** START Data lines **

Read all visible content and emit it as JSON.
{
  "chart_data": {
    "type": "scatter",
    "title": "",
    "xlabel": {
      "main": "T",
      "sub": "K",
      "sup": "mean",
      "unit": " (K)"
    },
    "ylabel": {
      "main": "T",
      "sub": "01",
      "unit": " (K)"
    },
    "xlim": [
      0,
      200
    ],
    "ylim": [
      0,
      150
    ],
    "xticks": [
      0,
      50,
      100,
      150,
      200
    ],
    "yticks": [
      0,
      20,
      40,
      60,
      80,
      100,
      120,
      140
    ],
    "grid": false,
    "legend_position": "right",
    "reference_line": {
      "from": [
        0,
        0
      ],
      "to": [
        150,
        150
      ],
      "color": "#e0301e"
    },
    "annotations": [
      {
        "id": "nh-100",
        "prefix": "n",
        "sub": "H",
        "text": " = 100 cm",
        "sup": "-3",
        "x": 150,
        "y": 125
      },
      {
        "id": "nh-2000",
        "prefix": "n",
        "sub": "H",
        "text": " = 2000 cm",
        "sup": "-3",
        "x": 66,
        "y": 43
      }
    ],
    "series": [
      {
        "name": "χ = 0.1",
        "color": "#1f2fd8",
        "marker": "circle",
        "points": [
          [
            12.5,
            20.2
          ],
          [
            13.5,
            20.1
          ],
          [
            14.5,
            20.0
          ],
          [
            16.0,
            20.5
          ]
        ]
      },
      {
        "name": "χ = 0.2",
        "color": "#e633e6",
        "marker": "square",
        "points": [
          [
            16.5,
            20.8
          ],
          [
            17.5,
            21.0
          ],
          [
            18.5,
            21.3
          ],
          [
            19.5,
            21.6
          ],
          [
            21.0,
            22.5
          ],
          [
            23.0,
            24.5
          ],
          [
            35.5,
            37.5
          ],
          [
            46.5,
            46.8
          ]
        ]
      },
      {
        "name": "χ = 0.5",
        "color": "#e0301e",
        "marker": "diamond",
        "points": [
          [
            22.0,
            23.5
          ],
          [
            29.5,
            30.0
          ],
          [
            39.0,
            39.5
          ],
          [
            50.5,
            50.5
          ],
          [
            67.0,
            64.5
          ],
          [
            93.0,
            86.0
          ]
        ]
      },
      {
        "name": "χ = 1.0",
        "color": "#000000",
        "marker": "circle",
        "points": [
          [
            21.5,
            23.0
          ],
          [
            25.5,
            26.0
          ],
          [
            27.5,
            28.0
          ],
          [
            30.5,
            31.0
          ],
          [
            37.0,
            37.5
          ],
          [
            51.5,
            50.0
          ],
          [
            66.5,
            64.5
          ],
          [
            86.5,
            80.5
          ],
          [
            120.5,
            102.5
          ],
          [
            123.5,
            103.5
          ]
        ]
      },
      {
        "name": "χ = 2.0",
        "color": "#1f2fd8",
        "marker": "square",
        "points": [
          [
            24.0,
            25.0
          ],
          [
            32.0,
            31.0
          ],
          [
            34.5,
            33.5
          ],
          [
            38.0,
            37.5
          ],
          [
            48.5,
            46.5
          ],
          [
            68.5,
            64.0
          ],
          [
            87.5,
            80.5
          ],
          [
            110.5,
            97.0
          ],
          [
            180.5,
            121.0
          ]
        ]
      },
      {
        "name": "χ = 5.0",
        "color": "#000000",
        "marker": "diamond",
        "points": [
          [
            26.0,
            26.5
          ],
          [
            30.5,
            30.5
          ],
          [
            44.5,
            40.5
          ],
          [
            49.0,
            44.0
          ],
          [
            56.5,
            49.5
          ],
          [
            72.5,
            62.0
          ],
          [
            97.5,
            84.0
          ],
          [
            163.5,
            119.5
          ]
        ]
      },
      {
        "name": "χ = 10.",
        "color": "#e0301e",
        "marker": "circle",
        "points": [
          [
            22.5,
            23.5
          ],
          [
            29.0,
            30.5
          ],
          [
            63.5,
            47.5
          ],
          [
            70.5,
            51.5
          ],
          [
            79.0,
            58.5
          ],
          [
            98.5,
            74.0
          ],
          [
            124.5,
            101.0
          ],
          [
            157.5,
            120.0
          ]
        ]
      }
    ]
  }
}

** END Data lines **

Locate the word "name" in the entries, and copy every line where it is found.

        "name": "χ = 0.1",
        "name": "χ = 0.2",
        "name": "χ = 0.5",
        "name": "χ = 1.0",
        "name": "χ = 2.0",
        "name": "χ = 5.0",
        "name": "χ = 10.",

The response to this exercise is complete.